> **EXERCISE PROMPT**
Reproduce the records below in full and without edits, omitting images.

> **SUPPLIED RECORDS**
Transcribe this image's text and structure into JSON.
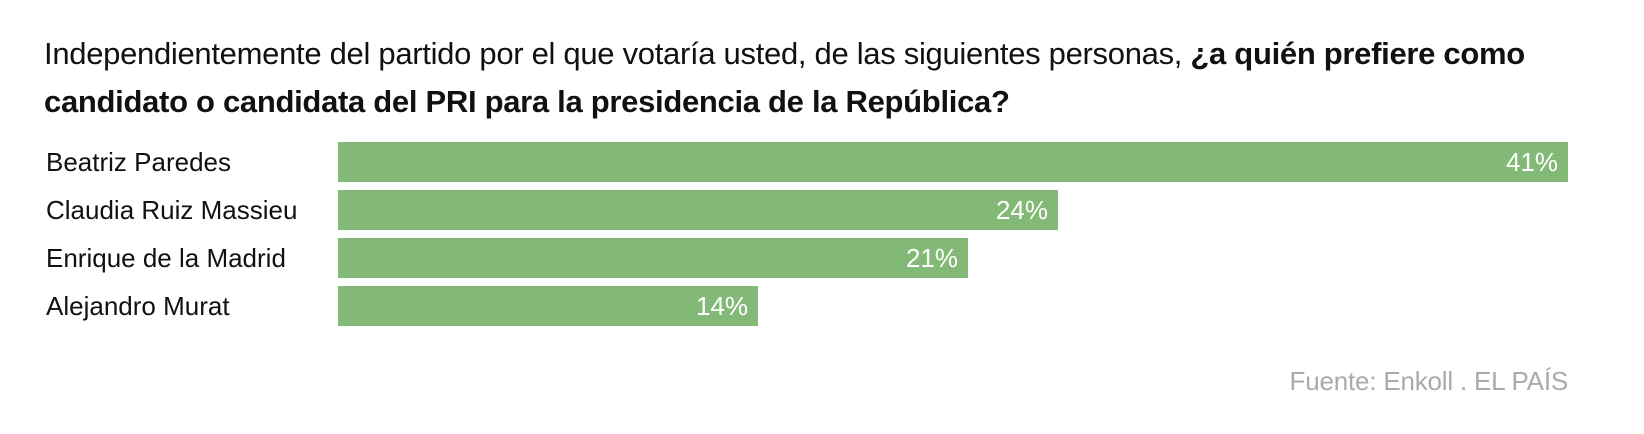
{
  "title": {
    "regular": "Independientemente del partido por el que votaría usted, de las siguientes personas,",
    "bold": "¿a quién prefiere como candidato o candidata del PRI para la presidencia de la República?"
  },
  "chart_data": {
    "type": "bar",
    "orientation": "horizontal",
    "categories": [
      "Beatriz Paredes",
      "Claudia Ruiz Massieu",
      "Enrique de la Madrid",
      "Alejandro Murat"
    ],
    "values": [
      41,
      24,
      21,
      14
    ],
    "value_labels": [
      "41%",
      "24%",
      "21%",
      "14%"
    ],
    "unit": "%",
    "xlim": [
      0,
      41
    ],
    "grid": false,
    "legend": "none",
    "bar_color": "#82b977"
  },
  "source": "Fuente: Enkoll . EL PAÍS"
}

> **RESPONSE TO THIS EXERCISE**
Transcribe this image's text and structure into JSON.
{
  "title": {
    "regular": "Independientemente del partido por el que votaría usted, de las siguientes personas,",
    "bold": "¿a quién prefiere como candidato o candidata del PRI para la presidencia de la República?"
  },
  "chart_data": {
    "type": "bar",
    "orientation": "horizontal",
    "categories": [
      "Beatriz Paredes",
      "Claudia Ruiz Massieu",
      "Enrique de la Madrid",
      "Alejandro Murat"
    ],
    "values": [
      41,
      24,
      21,
      14
    ],
    "value_labels": [
      "41%",
      "24%",
      "21%",
      "14%"
    ],
    "unit": "%",
    "xlim": [
      0,
      41
    ],
    "grid": false,
    "legend": "none",
    "bar_color": "#82b977"
  },
  "source": "Fuente: Enkoll . EL PAÍS"
}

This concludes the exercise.